Exercise objective: Repeat, without any change, the entries presented below.

━━━━━━━━━━━━━━━━━━━━━━━━━━━━━━

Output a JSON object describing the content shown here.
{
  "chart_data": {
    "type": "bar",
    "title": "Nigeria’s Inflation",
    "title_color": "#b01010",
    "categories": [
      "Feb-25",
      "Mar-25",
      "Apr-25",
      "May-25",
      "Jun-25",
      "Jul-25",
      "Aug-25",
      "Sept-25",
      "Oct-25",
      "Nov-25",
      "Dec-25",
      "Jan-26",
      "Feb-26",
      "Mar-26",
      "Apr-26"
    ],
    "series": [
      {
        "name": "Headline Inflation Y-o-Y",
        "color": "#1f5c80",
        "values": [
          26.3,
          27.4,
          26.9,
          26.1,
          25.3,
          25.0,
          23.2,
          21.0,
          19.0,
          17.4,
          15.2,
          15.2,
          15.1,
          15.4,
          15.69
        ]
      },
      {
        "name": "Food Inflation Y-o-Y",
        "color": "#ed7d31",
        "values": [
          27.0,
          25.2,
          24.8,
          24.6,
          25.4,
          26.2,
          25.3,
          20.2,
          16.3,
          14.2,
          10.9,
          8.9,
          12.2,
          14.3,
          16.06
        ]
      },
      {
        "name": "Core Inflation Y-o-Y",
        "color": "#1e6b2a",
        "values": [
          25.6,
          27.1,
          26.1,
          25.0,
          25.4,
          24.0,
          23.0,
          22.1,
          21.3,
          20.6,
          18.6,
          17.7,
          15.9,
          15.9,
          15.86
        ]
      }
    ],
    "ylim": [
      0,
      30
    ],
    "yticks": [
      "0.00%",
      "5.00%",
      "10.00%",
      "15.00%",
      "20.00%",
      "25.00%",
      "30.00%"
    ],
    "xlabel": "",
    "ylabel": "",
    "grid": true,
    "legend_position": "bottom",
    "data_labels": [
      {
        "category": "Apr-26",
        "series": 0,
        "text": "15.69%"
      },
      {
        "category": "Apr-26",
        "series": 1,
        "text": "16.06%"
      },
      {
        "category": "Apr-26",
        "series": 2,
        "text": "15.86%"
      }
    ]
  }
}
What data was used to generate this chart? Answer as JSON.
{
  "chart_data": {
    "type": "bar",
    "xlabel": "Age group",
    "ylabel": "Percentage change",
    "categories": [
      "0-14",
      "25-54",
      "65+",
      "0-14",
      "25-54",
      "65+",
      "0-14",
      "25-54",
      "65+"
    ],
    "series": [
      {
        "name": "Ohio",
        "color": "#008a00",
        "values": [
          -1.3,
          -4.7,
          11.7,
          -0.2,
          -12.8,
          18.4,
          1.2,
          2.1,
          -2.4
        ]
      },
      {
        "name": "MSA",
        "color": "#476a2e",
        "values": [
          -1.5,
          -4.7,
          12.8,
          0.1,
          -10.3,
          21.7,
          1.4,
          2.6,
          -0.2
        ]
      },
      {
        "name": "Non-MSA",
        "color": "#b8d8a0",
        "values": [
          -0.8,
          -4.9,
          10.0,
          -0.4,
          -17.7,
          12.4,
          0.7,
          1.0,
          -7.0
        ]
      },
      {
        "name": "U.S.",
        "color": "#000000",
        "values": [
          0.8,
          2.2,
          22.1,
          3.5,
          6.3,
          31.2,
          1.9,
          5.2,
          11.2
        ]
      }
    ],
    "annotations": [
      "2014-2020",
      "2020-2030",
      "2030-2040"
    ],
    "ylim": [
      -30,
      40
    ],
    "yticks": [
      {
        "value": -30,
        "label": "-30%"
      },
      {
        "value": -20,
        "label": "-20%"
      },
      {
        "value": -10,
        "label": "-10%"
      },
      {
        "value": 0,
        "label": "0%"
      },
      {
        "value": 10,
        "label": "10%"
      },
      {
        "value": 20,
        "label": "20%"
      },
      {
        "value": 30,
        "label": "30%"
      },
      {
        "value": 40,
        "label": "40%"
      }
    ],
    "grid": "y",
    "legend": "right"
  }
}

━━━━━━━━━━━━━━━━━━━━━━━━━━━━━━

Response below:
Output a JSON object describing the content shown here.
{
  "chart_data": {
    "type": "bar",
    "title": "Nigeria’s Inflation",
    "title_color": "#b01010",
    "categories": [
      "Feb-25",
      "Mar-25",
      "Apr-25",
      "May-25",
      "Jun-25",
      "Jul-25",
      "Aug-25",
      "Sept-25",
      "Oct-25",
      "Nov-25",
      "Dec-25",
      "Jan-26",
      "Feb-26",
      "Mar-26",
      "Apr-26"
    ],
    "series": [
      {
        "name": "Headline Inflation Y-o-Y",
        "color": "#1f5c80",
        "values": [
          26.3,
          27.4,
          26.9,
          26.1,
          25.3,
          25.0,
          23.2,
          21.0,
          19.0,
          17.4,
          15.2,
          15.2,
          15.1,
          15.4,
          15.69
        ]
      },
      {
        "name": "Food Inflation Y-o-Y",
        "color": "#ed7d31",
        "values": [
          27.0,
          25.2,
          24.8,
          24.6,
          25.4,
          26.2,
          25.3,
          20.2,
          16.3,
          14.2,
          10.9,
          8.9,
          12.2,
          14.3,
          16.06
        ]
      },
      {
        "name": "Core Inflation Y-o-Y",
        "color": "#1e6b2a",
        "values": [
          25.6,
          27.1,
          26.1,
          25.0,
          25.4,
          24.0,
          23.0,
          22.1,
          21.3,
          20.6,
          18.6,
          17.7,
          15.9,
          15.9,
          15.86
        ]
      }
    ],
    "ylim": [
      0,
      30
    ],
    "yticks": [
      "0.00%",
      "5.00%",
      "10.00%",
      "15.00%",
      "20.00%",
      "25.00%",
      "30.00%"
    ],
    "xlabel": "",
    "ylabel": "",
    "grid": true,
    "legend_position": "bottom",
    "data_labels": [
      {
        "category": "Apr-26",
        "series": 0,
        "text": "15.69%"
      },
      {
        "category": "Apr-26",
        "series": 1,
        "text": "16.06%"
      },
      {
        "category": "Apr-26",
        "series": 2,
        "text": "15.86%"
      }
    ]
  }
}
What data was used to generate this chart? Answer as JSON.
{
  "chart_data": {
    "type": "bar",
    "xlabel": "Age group",
    "ylabel": "Percentage change",
    "categories": [
      "0-14",
      "25-54",
      "65+",
      "0-14",
      "25-54",
      "65+",
      "0-14",
      "25-54",
      "65+"
    ],
    "series": [
      {
        "name": "Ohio",
        "color": "#008a00",
        "values": [
          -1.3,
          -4.7,
          11.7,
          -0.2,
          -12.8,
          18.4,
          1.2,
          2.1,
          -2.4
        ]
      },
      {
        "name": "MSA",
        "color": "#476a2e",
        "values": [
          -1.5,
          -4.7,
          12.8,
          0.1,
          -10.3,
          21.7,
          1.4,
          2.6,
          -0.2
        ]
      },
      {
        "name": "Non-MSA",
        "color": "#b8d8a0",
        "values": [
          -0.8,
          -4.9,
          10.0,
          -0.4,
          -17.7,
          12.4,
          0.7,
          1.0,
          -7.0
        ]
      },
      {
        "name": "U.S.",
        "color": "#000000",
        "values": [
          0.8,
          2.2,
          22.1,
          3.5,
          6.3,
          31.2,
          1.9,
          5.2,
          11.2
        ]
      }
    ],
    "annotations": [
      "2014-2020",
      "2020-2030",
      "2030-2040"
    ],
    "ylim": [
      -30,
      40
    ],
    "yticks": [
      {
        "value": -30,
        "label": "-30%"
      },
      {
        "value": -20,
        "label": "-20%"
      },
      {
        "value": -10,
        "label": "-10%"
      },
      {
        "value": 0,
        "label": "0%"
      },
      {
        "value": 10,
        "label": "10%"
      },
      {
        "value": 20,
        "label": "20%"
      },
      {
        "value": 30,
        "label": "30%"
      },
      {
        "value": 40,
        "label": "40%"
      }
    ],
    "grid": "y",
    "legend": "right"
  }
}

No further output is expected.